● **Exercise details**
Without including any pictures, write out all the entries exactly.
----- Information provided -----
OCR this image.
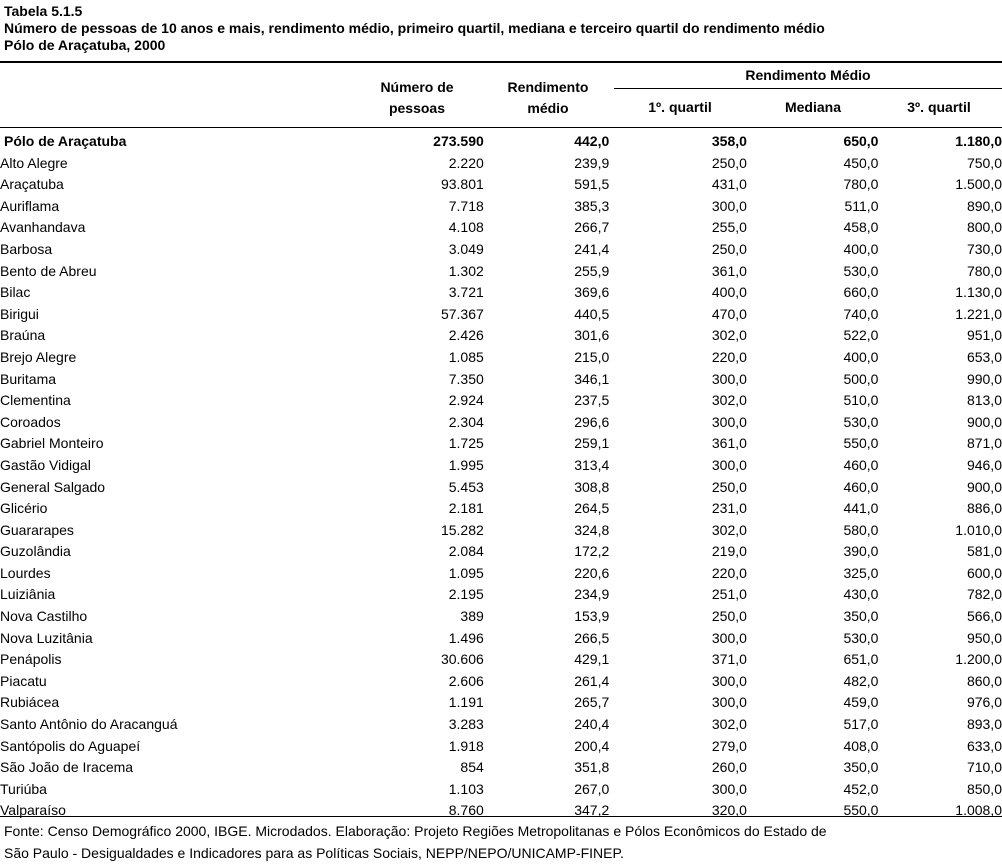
Tabela 5.1.5
Número de pessoas de 10 anos e mais, rendimento médio, primeiro quartil, mediana e terceiro quartil do rendimento médio
Pólo de Araçatuba, 2000
Número de
pessoas
Rendimento
médio
Rendimento Médio
1º. quartil	Mediana	3º. quartil
Pólo de Araçatuba	273.590	442,0	358,0	650,0	1.180,0
Alto Alegre	2.220	239,9	250,0	450,0	750,0
Araçatuba	93.801	591,5	431,0	780,0	1.500,0
Auriflama	7.718	385,3	300,0	511,0	890,0
Avanhandava	4.108	266,7	255,0	458,0	800,0
Barbosa	3.049	241,4	250,0	400,0	730,0
Bento de Abreu	1.302	255,9	361,0	530,0	780,0
Bilac	3.721	369,6	400,0	660,0	1.130,0
Birigui	57.367	440,5	470,0	740,0	1.221,0
Braúna	2.426	301,6	302,0	522,0	951,0
Brejo Alegre	1.085	215,0	220,0	400,0	653,0
Buritama	7.350	346,1	300,0	500,0	990,0
Clementina	2.924	237,5	302,0	510,0	813,0
Coroados	2.304	296,6	300,0	530,0	900,0
Gabriel Monteiro	1.725	259,1	361,0	550,0	871,0
Gastão Vidigal	1.995	313,4	300,0	460,0	946,0
General Salgado	5.453	308,8	250,0	460,0	900,0
Glicério	2.181	264,5	231,0	441,0	886,0
Guararapes	15.282	324,8	302,0	580,0	1.010,0
Guzolândia	2.084	172,2	219,0	390,0	581,0
Lourdes	1.095	220,6	220,0	325,0	600,0
Luiziânia	2.195	234,9	251,0	430,0	782,0
Nova Castilho	389	153,9	250,0	350,0	566,0
Nova Luzitânia	1.496	266,5	300,0	530,0	950,0
Penápolis	30.606	429,1	371,0	651,0	1.200,0
Piacatu	2.606	261,4	300,0	482,0	860,0
Rubiácea	1.191	265,7	300,0	459,0	976,0
Santo Antônio do Aracanguá	3.283	240,4	302,0	517,0	893,0
Santópolis do Aguapeí	1.918	200,4	279,0	408,0	633,0
São João de Iracema	854	351,8	260,0	350,0	710,0
Turiúba	1.103	267,0	300,0	452,0	850,0
Valparaíso	8.760	347,2	320,0	550,0	1.008,0
Fonte: Censo Demográfico 2000, IBGE. Microdados. Elaboração: Projeto Regiões Metropolitanas e Pólos Econômicos do Estado de
São Paulo - Desigualdades e Indicadores para as Políticas Sociais, NEPP/NEPO/UNICAMP-FINEP.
-----
● **Solution to this task**
OCR this image.
Tabela 5.1.5
Número de pessoas de 10 anos e mais, rendimento médio, primeiro quartil, mediana e terceiro quartil do rendimento médio
Pólo de Araçatuba, 2000
Número de
pessoas
Rendimento
médio
Rendimento Médio
1º. quartil	Mediana	3º. quartil
Pólo de Araçatuba	273.590	442,0	358,0	650,0	1.180,0
Alto Alegre	2.220	239,9	250,0	450,0	750,0
Araçatuba	93.801	591,5	431,0	780,0	1.500,0
Auriflama	7.718	385,3	300,0	511,0	890,0
Avanhandava	4.108	266,7	255,0	458,0	800,0
Barbosa	3.049	241,4	250,0	400,0	730,0
Bento de Abreu	1.302	255,9	361,0	530,0	780,0
Bilac	3.721	369,6	400,0	660,0	1.130,0
Birigui	57.367	440,5	470,0	740,0	1.221,0
Braúna	2.426	301,6	302,0	522,0	951,0
Brejo Alegre	1.085	215,0	220,0	400,0	653,0
Buritama	7.350	346,1	300,0	500,0	990,0
Clementina	2.924	237,5	302,0	510,0	813,0
Coroados	2.304	296,6	300,0	530,0	900,0
Gabriel Monteiro	1.725	259,1	361,0	550,0	871,0
Gastão Vidigal	1.995	313,4	300,0	460,0	946,0
General Salgado	5.453	308,8	250,0	460,0	900,0
Glicério	2.181	264,5	231,0	441,0	886,0
Guararapes	15.282	324,8	302,0	580,0	1.010,0
Guzolândia	2.084	172,2	219,0	390,0	581,0
Lourdes	1.095	220,6	220,0	325,0	600,0
Luiziânia	2.195	234,9	251,0	430,0	782,0
Nova Castilho	389	153,9	250,0	350,0	566,0
Nova Luzitânia	1.496	266,5	300,0	530,0	950,0
Penápolis	30.606	429,1	371,0	651,0	1.200,0
Piacatu	2.606	261,4	300,0	482,0	860,0
Rubiácea	1.191	265,7	300,0	459,0	976,0
Santo Antônio do Aracanguá	3.283	240,4	302,0	517,0	893,0
Santópolis do Aguapeí	1.918	200,4	279,0	408,0	633,0
São João de Iracema	854	351,8	260,0	350,0	710,0
Turiúba	1.103	267,0	300,0	452,0	850,0
Valparaíso	8.760	347,2	320,0	550,0	1.008,0
Fonte: Censo Demográfico 2000, IBGE. Microdados. Elaboração: Projeto Regiões Metropolitanas e Pólos Econômicos do Estado de
São Paulo - Desigualdades e Indicadores para as Políticas Sociais, NEPP/NEPO/UNICAMP-FINEP.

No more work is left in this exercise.